> Task statement
Copy out all of the data below with no alterations.

** Begin **

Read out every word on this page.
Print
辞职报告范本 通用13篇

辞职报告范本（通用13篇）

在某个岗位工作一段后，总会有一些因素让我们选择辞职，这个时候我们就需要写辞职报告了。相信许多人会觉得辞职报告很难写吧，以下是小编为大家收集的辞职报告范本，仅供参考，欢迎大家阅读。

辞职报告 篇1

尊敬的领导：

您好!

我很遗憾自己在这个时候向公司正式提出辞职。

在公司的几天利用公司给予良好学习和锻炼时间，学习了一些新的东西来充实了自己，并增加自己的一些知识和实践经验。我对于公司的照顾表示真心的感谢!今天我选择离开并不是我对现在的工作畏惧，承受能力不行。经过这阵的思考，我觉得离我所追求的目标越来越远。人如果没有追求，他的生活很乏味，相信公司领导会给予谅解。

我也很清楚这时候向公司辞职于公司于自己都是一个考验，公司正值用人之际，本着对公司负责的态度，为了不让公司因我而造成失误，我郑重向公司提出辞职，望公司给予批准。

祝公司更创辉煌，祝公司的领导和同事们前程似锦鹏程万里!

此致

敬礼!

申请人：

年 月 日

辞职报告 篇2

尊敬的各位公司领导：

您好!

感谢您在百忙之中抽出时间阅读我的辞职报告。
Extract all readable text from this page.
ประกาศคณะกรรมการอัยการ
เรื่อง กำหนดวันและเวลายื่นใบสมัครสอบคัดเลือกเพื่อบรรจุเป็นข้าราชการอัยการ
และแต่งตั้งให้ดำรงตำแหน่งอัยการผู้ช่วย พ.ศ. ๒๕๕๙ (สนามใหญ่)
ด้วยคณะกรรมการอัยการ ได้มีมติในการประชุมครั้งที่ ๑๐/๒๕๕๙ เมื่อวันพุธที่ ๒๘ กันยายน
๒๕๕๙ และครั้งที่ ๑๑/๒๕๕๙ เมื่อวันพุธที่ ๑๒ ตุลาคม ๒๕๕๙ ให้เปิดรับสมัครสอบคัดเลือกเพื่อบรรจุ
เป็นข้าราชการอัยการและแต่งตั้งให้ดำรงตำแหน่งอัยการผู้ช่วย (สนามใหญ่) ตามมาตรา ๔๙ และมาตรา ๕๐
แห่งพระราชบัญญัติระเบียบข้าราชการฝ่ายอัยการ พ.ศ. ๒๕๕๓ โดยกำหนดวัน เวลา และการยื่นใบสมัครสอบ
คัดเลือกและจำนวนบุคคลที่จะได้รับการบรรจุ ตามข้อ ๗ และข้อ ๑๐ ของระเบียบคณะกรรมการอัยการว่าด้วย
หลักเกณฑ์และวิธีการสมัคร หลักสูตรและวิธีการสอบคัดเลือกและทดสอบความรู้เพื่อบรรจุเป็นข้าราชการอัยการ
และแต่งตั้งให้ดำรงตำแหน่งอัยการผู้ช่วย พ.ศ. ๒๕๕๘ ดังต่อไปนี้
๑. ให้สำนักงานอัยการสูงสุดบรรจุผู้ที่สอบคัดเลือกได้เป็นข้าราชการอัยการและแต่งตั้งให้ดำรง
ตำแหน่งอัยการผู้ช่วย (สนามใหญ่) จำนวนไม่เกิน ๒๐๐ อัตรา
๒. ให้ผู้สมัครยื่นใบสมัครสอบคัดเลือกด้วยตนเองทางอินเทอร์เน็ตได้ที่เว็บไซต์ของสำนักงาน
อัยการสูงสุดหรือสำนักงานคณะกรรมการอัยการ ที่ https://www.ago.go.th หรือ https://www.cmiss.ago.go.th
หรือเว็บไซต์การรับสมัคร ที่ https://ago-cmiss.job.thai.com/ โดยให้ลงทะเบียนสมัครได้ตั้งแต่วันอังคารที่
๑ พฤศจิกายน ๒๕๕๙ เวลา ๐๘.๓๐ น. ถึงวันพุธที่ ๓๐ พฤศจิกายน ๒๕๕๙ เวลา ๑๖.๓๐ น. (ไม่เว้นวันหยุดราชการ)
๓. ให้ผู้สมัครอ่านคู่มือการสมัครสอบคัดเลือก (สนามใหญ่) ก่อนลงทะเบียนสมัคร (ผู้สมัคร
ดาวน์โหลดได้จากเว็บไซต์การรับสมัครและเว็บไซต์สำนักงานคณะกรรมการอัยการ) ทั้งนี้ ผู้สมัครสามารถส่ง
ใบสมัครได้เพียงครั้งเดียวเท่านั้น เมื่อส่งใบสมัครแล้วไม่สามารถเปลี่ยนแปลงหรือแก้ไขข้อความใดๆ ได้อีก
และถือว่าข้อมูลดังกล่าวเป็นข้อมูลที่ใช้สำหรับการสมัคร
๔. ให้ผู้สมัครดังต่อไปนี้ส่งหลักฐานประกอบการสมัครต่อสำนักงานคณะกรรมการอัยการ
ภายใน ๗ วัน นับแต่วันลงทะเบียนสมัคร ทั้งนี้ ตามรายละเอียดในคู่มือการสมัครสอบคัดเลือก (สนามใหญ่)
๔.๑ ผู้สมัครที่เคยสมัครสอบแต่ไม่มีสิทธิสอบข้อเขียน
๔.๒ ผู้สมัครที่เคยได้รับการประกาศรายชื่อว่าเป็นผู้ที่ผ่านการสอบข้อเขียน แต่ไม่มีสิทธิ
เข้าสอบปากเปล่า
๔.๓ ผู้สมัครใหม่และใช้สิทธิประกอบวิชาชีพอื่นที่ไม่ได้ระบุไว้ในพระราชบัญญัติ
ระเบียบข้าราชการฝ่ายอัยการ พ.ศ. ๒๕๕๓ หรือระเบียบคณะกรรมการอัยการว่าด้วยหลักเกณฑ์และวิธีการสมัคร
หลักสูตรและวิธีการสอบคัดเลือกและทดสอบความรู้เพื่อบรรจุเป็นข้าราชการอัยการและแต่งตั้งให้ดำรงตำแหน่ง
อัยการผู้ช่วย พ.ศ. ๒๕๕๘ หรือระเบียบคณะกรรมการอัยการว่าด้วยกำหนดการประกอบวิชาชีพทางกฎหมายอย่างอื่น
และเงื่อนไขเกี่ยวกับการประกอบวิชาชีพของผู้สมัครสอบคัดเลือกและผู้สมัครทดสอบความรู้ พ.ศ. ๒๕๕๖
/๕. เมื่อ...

** End **

> Answer below
Read out every word on this page.
Print
辞职报告范本 通用13篇

辞职报告范本（通用13篇）

在某个岗位工作一段后，总会有一些因素让我们选择辞职，这个时候我们就需要写辞职报告了。相信许多人会觉得辞职报告很难写吧，以下是小编为大家收集的辞职报告范本，仅供参考，欢迎大家阅读。

辞职报告 篇1

尊敬的领导：

您好!

我很遗憾自己在这个时候向公司正式提出辞职。

在公司的几天利用公司给予良好学习和锻炼时间，学习了一些新的东西来充实了自己，并增加自己的一些知识和实践经验。我对于公司的照顾表示真心的感谢!今天我选择离开并不是我对现在的工作畏惧，承受能力不行。经过这阵的思考，我觉得离我所追求的目标越来越远。人如果没有追求，他的生活很乏味，相信公司领导会给予谅解。

我也很清楚这时候向公司辞职于公司于自己都是一个考验，公司正值用人之际，本着对公司负责的态度，为了不让公司因我而造成失误，我郑重向公司提出辞职，望公司给予批准。

祝公司更创辉煌，祝公司的领导和同事们前程似锦鹏程万里!

此致

敬礼!

申请人：

年 月 日

辞职报告 篇2

尊敬的各位公司领导：

您好!

感谢您在百忙之中抽出时间阅读我的辞职报告。
Extract all readable text from this page.
ประกาศคณะกรรมการอัยการ
เรื่อง กำหนดวันและเวลายื่นใบสมัครสอบคัดเลือกเพื่อบรรจุเป็นข้าราชการอัยการ
และแต่งตั้งให้ดำรงตำแหน่งอัยการผู้ช่วย พ.ศ. ๒๕๕๙ (สนามใหญ่)
ด้วยคณะกรรมการอัยการ ได้มีมติในการประชุมครั้งที่ ๑๐/๒๕๕๙ เมื่อวันพุธที่ ๒๘ กันยายน
๒๕๕๙ และครั้งที่ ๑๑/๒๕๕๙ เมื่อวันพุธที่ ๑๒ ตุลาคม ๒๕๕๙ ให้เปิดรับสมัครสอบคัดเลือกเพื่อบรรจุ
เป็นข้าราชการอัยการและแต่งตั้งให้ดำรงตำแหน่งอัยการผู้ช่วย (สนามใหญ่) ตามมาตรา ๔๙ และมาตรา ๕๐
แห่งพระราชบัญญัติระเบียบข้าราชการฝ่ายอัยการ พ.ศ. ๒๕๕๓ โดยกำหนดวัน เวลา และการยื่นใบสมัครสอบ
คัดเลือกและจำนวนบุคคลที่จะได้รับการบรรจุ ตามข้อ ๗ และข้อ ๑๐ ของระเบียบคณะกรรมการอัยการว่าด้วย
หลักเกณฑ์และวิธีการสมัคร หลักสูตรและวิธีการสอบคัดเลือกและทดสอบความรู้เพื่อบรรจุเป็นข้าราชการอัยการ
และแต่งตั้งให้ดำรงตำแหน่งอัยการผู้ช่วย พ.ศ. ๒๕๕๘ ดังต่อไปนี้
๑. ให้สำนักงานอัยการสูงสุดบรรจุผู้ที่สอบคัดเลือกได้เป็นข้าราชการอัยการและแต่งตั้งให้ดำรง
ตำแหน่งอัยการผู้ช่วย (สนามใหญ่) จำนวนไม่เกิน ๒๐๐ อัตรา
๒. ให้ผู้สมัครยื่นใบสมัครสอบคัดเลือกด้วยตนเองทางอินเทอร์เน็ตได้ที่เว็บไซต์ของสำนักงาน
อัยการสูงสุดหรือสำนักงานคณะกรรมการอัยการ ที่ https://www.ago.go.th หรือ https://www.cmiss.ago.go.th
หรือเว็บไซต์การรับสมัคร ที่ https://ago-cmiss.job.thai.com/ โดยให้ลงทะเบียนสมัครได้ตั้งแต่วันอังคารที่
๑ พฤศจิกายน ๒๕๕๙ เวลา ๐๘.๓๐ น. ถึงวันพุธที่ ๓๐ พฤศจิกายน ๒๕๕๙ เวลา ๑๖.๓๐ น. (ไม่เว้นวันหยุดราชการ)
๓. ให้ผู้สมัครอ่านคู่มือการสมัครสอบคัดเลือก (สนามใหญ่) ก่อนลงทะเบียนสมัคร (ผู้สมัคร
ดาวน์โหลดได้จากเว็บไซต์การรับสมัครและเว็บไซต์สำนักงานคณะกรรมการอัยการ) ทั้งนี้ ผู้สมัครสามารถส่ง
ใบสมัครได้เพียงครั้งเดียวเท่านั้น เมื่อส่งใบสมัครแล้วไม่สามารถเปลี่ยนแปลงหรือแก้ไขข้อความใดๆ ได้อีก
และถือว่าข้อมูลดังกล่าวเป็นข้อมูลที่ใช้สำหรับการสมัคร
๔. ให้ผู้สมัครดังต่อไปนี้ส่งหลักฐานประกอบการสมัครต่อสำนักงานคณะกรรมการอัยการ
ภายใน ๗ วัน นับแต่วันลงทะเบียนสมัคร ทั้งนี้ ตามรายละเอียดในคู่มือการสมัครสอบคัดเลือก (สนามใหญ่)
๔.๑ ผู้สมัครที่เคยสมัครสอบแต่ไม่มีสิทธิสอบข้อเขียน
๔.๒ ผู้สมัครที่เคยได้รับการประกาศรายชื่อว่าเป็นผู้ที่ผ่านการสอบข้อเขียน แต่ไม่มีสิทธิ
เข้าสอบปากเปล่า
๔.๓ ผู้สมัครใหม่และใช้สิทธิประกอบวิชาชีพอื่นที่ไม่ได้ระบุไว้ในพระราชบัญญัติ
ระเบียบข้าราชการฝ่ายอัยการ พ.ศ. ๒๕๕๓ หรือระเบียบคณะกรรมการอัยการว่าด้วยหลักเกณฑ์และวิธีการสมัคร
หลักสูตรและวิธีการสอบคัดเลือกและทดสอบความรู้เพื่อบรรจุเป็นข้าราชการอัยการและแต่งตั้งให้ดำรงตำแหน่ง
อัยการผู้ช่วย พ.ศ. ๒๕๕๘ หรือระเบียบคณะกรรมการอัยการว่าด้วยกำหนดการประกอบวิชาชีพทางกฎหมายอย่างอื่น
และเงื่อนไขเกี่ยวกับการประกอบวิชาชีพของผู้สมัครสอบคัดเลือกและผู้สมัครทดสอบความรู้ พ.ศ. ๒๕๕๖
/๕. เมื่อ...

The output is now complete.